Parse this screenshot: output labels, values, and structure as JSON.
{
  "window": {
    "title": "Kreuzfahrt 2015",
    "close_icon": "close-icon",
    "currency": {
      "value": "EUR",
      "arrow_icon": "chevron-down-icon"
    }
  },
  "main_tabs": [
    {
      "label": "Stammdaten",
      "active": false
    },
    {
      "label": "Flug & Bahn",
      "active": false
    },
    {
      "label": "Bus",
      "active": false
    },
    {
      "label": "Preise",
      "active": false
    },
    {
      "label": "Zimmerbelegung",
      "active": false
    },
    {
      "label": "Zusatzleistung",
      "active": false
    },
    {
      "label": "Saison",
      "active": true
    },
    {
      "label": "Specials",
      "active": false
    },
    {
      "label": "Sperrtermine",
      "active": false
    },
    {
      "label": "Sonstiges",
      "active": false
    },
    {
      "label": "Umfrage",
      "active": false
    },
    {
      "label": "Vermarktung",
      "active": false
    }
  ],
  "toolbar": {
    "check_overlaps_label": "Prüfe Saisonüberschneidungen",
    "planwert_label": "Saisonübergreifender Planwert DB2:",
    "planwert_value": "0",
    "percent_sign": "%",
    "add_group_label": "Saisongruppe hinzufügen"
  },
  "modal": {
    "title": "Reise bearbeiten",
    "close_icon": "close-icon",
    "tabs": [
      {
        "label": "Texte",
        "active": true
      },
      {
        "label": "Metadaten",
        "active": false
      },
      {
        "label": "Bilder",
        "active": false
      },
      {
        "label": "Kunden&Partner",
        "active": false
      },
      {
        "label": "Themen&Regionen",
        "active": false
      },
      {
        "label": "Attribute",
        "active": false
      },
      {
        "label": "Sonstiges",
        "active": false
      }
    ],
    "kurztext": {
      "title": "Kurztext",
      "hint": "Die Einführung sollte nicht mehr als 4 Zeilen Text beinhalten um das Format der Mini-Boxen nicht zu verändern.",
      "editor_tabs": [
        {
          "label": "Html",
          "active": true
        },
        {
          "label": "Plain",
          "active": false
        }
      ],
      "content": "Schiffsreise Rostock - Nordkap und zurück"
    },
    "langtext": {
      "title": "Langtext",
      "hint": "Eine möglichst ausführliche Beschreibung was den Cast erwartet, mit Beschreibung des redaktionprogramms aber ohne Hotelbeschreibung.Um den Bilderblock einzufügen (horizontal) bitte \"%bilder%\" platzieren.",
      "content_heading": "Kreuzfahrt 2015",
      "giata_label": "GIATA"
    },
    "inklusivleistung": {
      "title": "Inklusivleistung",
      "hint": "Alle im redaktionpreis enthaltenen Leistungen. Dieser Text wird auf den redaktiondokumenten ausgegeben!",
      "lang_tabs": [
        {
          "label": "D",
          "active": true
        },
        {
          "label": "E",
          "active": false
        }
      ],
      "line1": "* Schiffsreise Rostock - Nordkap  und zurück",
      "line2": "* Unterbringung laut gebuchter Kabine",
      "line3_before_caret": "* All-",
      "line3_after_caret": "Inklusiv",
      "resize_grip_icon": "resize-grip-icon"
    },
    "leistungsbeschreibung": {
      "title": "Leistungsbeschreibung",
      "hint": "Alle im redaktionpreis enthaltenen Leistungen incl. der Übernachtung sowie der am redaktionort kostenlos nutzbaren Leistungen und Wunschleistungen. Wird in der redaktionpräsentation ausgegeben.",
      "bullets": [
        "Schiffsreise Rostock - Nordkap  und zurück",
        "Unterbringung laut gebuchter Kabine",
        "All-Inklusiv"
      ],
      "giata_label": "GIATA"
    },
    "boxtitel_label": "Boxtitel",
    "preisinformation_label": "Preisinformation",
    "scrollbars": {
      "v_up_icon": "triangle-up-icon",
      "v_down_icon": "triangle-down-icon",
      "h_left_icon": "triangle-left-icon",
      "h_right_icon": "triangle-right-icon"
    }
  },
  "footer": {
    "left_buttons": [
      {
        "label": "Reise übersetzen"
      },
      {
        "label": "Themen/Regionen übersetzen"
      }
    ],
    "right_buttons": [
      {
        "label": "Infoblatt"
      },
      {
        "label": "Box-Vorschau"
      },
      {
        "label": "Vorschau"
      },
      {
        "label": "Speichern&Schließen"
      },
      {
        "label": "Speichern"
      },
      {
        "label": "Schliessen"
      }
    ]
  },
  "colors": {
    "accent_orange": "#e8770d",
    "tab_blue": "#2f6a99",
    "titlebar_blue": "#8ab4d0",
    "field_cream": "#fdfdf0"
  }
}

*Exercise aim*. Copy out the whole listing, exactly as written.

*Answer to the exercise*.
Parse this screenshot: output labels, values, and structure as JSON.
{
  "window": {
    "title": "Kreuzfahrt 2015",
    "close_icon": "close-icon",
    "currency": {
      "value": "EUR",
      "arrow_icon": "chevron-down-icon"
    }
  },
  "main_tabs": [
    {
      "label": "Stammdaten",
      "active": false
    },
    {
      "label": "Flug & Bahn",
      "active": false
    },
    {
      "label": "Bus",
      "active": false
    },
    {
      "label": "Preise",
      "active": false
    },
    {
      "label": "Zimmerbelegung",
      "active": false
    },
    {
      "label": "Zusatzleistung",
      "active": false
    },
    {
      "label": "Saison",
      "active": true
    },
    {
      "label": "Specials",
      "active": false
    },
    {
      "label": "Sperrtermine",
      "active": false
    },
    {
      "label": "Sonstiges",
      "active": false
    },
    {
      "label": "Umfrage",
      "active": false
    },
    {
      "label": "Vermarktung",
      "active": false
    }
  ],
  "toolbar": {
    "check_overlaps_label": "Prüfe Saisonüberschneidungen",
    "planwert_label": "Saisonübergreifender Planwert DB2:",
    "planwert_value": "0",
    "percent_sign": "%",
    "add_group_label": "Saisongruppe hinzufügen"
  },
  "modal": {
    "title": "Reise bearbeiten",
    "close_icon": "close-icon",
    "tabs": [
      {
        "label": "Texte",
        "active": true
      },
      {
        "label": "Metadaten",
        "active": false
      },
      {
        "label": "Bilder",
        "active": false
      },
      {
        "label": "Kunden&Partner",
        "active": false
      },
      {
        "label": "Themen&Regionen",
        "active": false
      },
      {
        "label": "Attribute",
        "active": false
      },
      {
        "label": "Sonstiges",
        "active": false
      }
    ],
    "kurztext": {
      "title": "Kurztext",
      "hint": "Die Einführung sollte nicht mehr als 4 Zeilen Text beinhalten um das Format der Mini-Boxen nicht zu verändern.",
      "editor_tabs": [
        {
          "label": "Html",
          "active": true
        },
        {
          "label": "Plain",
          "active": false
        }
      ],
      "content": "Schiffsreise Rostock - Nordkap und zurück"
    },
    "langtext": {
      "title": "Langtext",
      "hint": "Eine möglichst ausführliche Beschreibung was den Cast erwartet, mit Beschreibung des redaktionprogramms aber ohne Hotelbeschreibung.Um den Bilderblock einzufügen (horizontal) bitte \"%bilder%\" platzieren.",
      "content_heading": "Kreuzfahrt 2015",
      "giata_label": "GIATA"
    },
    "inklusivleistung": {
      "title": "Inklusivleistung",
      "hint": "Alle im redaktionpreis enthaltenen Leistungen. Dieser Text wird auf den redaktiondokumenten ausgegeben!",
      "lang_tabs": [
        {
          "label": "D",
          "active": true
        },
        {
          "label": "E",
          "active": false
        }
      ],
      "line1": "* Schiffsreise Rostock - Nordkap  und zurück",
      "line2": "* Unterbringung laut gebuchter Kabine",
      "line3_before_caret": "* All-",
      "line3_after_caret": "Inklusiv",
      "resize_grip_icon": "resize-grip-icon"
    },
    "leistungsbeschreibung": {
      "title": "Leistungsbeschreibung",
      "hint": "Alle im redaktionpreis enthaltenen Leistungen incl. der Übernachtung sowie der am redaktionort kostenlos nutzbaren Leistungen und Wunschleistungen. Wird in der redaktionpräsentation ausgegeben.",
      "bullets": [
        "Schiffsreise Rostock - Nordkap  und zurück",
        "Unterbringung laut gebuchter Kabine",
        "All-Inklusiv"
      ],
      "giata_label": "GIATA"
    },
    "boxtitel_label": "Boxtitel",
    "preisinformation_label": "Preisinformation",
    "scrollbars": {
      "v_up_icon": "triangle-up-icon",
      "v_down_icon": "triangle-down-icon",
      "h_left_icon": "triangle-left-icon",
      "h_right_icon": "triangle-right-icon"
    }
  },
  "footer": {
    "left_buttons": [
      {
        "label": "Reise übersetzen"
      },
      {
        "label": "Themen/Regionen übersetzen"
      }
    ],
    "right_buttons": [
      {
        "label": "Infoblatt"
      },
      {
        "label": "Box-Vorschau"
      },
      {
        "label": "Vorschau"
      },
      {
        "label": "Speichern&Schließen"
      },
      {
        "label": "Speichern"
      },
      {
        "label": "Schliessen"
      }
    ]
  },
  "colors": {
    "accent_orange": "#e8770d",
    "tab_blue": "#2f6a99",
    "titlebar_blue": "#8ab4d0",
    "field_cream": "#fdfdf0"
  }
}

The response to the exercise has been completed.